TASK INSTRUCTIONS: Your answer is a single number: the count of lines that contain the string "تحویل".

━━━━

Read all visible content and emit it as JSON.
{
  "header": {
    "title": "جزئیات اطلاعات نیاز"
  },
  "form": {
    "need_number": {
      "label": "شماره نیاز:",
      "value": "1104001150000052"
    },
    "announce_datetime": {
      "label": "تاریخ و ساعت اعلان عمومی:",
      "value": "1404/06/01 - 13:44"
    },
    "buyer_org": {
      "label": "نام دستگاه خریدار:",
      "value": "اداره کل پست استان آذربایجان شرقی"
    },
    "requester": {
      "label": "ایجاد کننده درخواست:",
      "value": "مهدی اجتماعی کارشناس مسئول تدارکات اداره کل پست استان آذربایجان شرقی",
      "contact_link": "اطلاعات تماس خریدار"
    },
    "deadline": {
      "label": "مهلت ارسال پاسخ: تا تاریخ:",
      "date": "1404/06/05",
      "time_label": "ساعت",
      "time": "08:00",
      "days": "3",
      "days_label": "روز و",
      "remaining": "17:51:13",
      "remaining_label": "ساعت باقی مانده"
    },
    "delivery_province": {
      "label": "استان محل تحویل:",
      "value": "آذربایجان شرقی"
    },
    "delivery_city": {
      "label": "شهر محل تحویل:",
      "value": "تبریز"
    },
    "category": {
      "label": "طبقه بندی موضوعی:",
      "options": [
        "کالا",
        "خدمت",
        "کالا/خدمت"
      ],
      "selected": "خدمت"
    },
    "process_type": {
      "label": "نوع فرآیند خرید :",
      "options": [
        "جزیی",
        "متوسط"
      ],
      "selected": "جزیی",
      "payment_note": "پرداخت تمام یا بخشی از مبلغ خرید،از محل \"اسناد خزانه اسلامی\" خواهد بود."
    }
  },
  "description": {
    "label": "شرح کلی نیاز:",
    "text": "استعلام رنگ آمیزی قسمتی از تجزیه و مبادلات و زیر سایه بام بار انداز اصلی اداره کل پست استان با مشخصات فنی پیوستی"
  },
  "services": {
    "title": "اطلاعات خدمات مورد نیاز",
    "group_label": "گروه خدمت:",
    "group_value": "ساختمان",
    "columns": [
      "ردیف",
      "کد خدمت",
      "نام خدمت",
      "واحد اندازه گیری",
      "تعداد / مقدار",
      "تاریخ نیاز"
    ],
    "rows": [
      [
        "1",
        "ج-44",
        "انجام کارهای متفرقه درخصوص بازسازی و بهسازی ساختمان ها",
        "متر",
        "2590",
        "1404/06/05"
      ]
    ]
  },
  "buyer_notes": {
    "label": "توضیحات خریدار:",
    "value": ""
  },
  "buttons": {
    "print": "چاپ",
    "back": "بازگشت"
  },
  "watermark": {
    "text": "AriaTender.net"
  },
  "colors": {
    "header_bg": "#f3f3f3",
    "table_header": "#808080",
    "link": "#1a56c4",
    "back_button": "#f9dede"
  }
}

━━━━

ANSWER TO THE EXERCISE: 2